**BRIEF:**
Exclude images, then output the remaining data verbatim.

**RECORDS FOR THE TASK:**
****************************************
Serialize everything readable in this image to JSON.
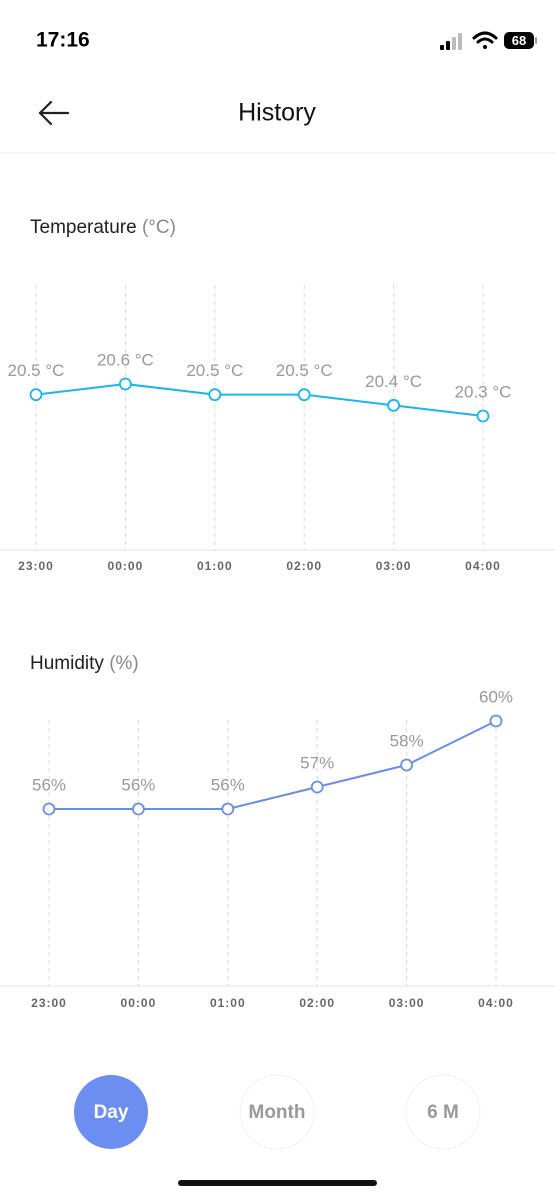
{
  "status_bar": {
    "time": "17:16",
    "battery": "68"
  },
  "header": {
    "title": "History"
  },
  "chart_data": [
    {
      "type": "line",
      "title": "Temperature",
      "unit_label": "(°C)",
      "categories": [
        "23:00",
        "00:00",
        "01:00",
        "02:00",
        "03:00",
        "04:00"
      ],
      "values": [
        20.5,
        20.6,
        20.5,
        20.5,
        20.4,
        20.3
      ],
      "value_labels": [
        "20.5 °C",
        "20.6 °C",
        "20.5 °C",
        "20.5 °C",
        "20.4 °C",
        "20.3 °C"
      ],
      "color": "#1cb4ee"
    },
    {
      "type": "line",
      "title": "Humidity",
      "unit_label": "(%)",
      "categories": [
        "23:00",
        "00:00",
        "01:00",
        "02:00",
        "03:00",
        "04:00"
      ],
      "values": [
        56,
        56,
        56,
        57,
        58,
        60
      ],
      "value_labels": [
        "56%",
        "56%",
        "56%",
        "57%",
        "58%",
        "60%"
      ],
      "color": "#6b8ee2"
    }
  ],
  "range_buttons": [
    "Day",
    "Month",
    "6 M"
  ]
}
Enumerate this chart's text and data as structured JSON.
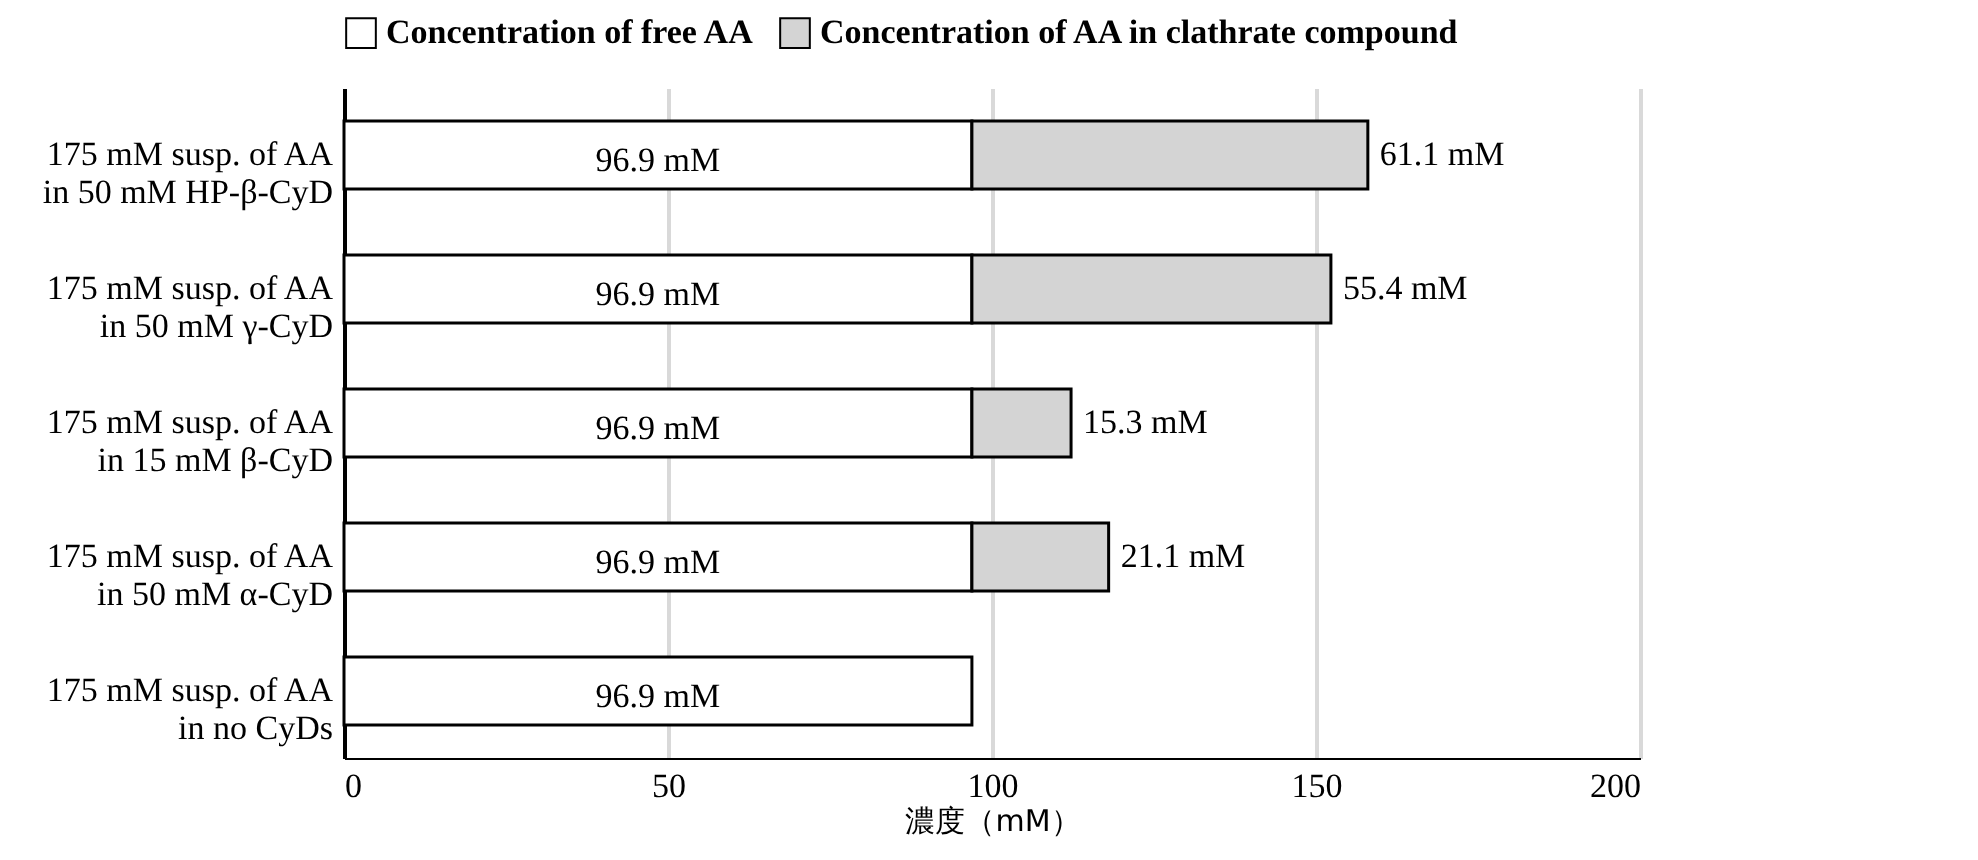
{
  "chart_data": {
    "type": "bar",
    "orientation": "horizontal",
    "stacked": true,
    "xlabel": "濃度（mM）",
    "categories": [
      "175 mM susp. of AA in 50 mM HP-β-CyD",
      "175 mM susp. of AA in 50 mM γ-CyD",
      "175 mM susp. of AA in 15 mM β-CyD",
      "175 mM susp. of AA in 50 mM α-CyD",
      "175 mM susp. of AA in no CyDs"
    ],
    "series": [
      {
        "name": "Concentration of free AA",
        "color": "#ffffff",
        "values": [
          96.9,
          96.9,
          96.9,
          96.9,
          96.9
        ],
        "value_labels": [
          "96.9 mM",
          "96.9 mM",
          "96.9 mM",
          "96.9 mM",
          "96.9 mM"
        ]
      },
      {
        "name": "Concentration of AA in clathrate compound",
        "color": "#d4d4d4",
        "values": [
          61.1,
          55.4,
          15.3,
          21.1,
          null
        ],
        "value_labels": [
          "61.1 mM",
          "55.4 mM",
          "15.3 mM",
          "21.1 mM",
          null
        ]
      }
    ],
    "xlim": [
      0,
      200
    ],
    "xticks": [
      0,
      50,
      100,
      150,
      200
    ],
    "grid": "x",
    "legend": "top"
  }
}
****************************************
**SOLUTION FOR THIS EXERCISE:**
Serialize everything readable in this image to JSON.
{
  "status_bar": {
    "time": "17:16",
    "battery": "68"
  },
  "header": {
    "title": "History"
  },
  "chart_data": [
    {
      "type": "line",
      "title": "Temperature",
      "unit_label": "(°C)",
      "categories": [
        "23:00",
        "00:00",
        "01:00",
        "02:00",
        "03:00",
        "04:00"
      ],
      "values": [
        20.5,
        20.6,
        20.5,
        20.5,
        20.4,
        20.3
      ],
      "value_labels": [
        "20.5 °C",
        "20.6 °C",
        "20.5 °C",
        "20.5 °C",
        "20.4 °C",
        "20.3 °C"
      ],
      "color": "#1cb4ee"
    },
    {
      "type": "line",
      "title": "Humidity",
      "unit_label": "(%)",
      "categories": [
        "23:00",
        "00:00",
        "01:00",
        "02:00",
        "03:00",
        "04:00"
      ],
      "values": [
        56,
        56,
        56,
        57,
        58,
        60
      ],
      "value_labels": [
        "56%",
        "56%",
        "56%",
        "57%",
        "58%",
        "60%"
      ],
      "color": "#6b8ee2"
    }
  ],
  "range_buttons": [
    "Day",
    "Month",
    "6 M"
  ]
}
Enumerate this chart's text and data as structured JSON.
{
  "chart_data": {
    "type": "bar",
    "orientation": "horizontal",
    "stacked": true,
    "xlabel": "濃度（mM）",
    "categories": [
      "175 mM susp. of AA in 50 mM HP-β-CyD",
      "175 mM susp. of AA in 50 mM γ-CyD",
      "175 mM susp. of AA in 15 mM β-CyD",
      "175 mM susp. of AA in 50 mM α-CyD",
      "175 mM susp. of AA in no CyDs"
    ],
    "series": [
      {
        "name": "Concentration of free AA",
        "color": "#ffffff",
        "values": [
          96.9,
          96.9,
          96.9,
          96.9,
          96.9
        ],
        "value_labels": [
          "96.9 mM",
          "96.9 mM",
          "96.9 mM",
          "96.9 mM",
          "96.9 mM"
        ]
      },
      {
        "name": "Concentration of AA in clathrate compound",
        "color": "#d4d4d4",
        "values": [
          61.1,
          55.4,
          15.3,
          21.1,
          null
        ],
        "value_labels": [
          "61.1 mM",
          "55.4 mM",
          "15.3 mM",
          "21.1 mM",
          null
        ]
      }
    ],
    "xlim": [
      0,
      200
    ],
    "xticks": [
      0,
      50,
      100,
      150,
      200
    ],
    "grid": "x",
    "legend": "top"
  }
}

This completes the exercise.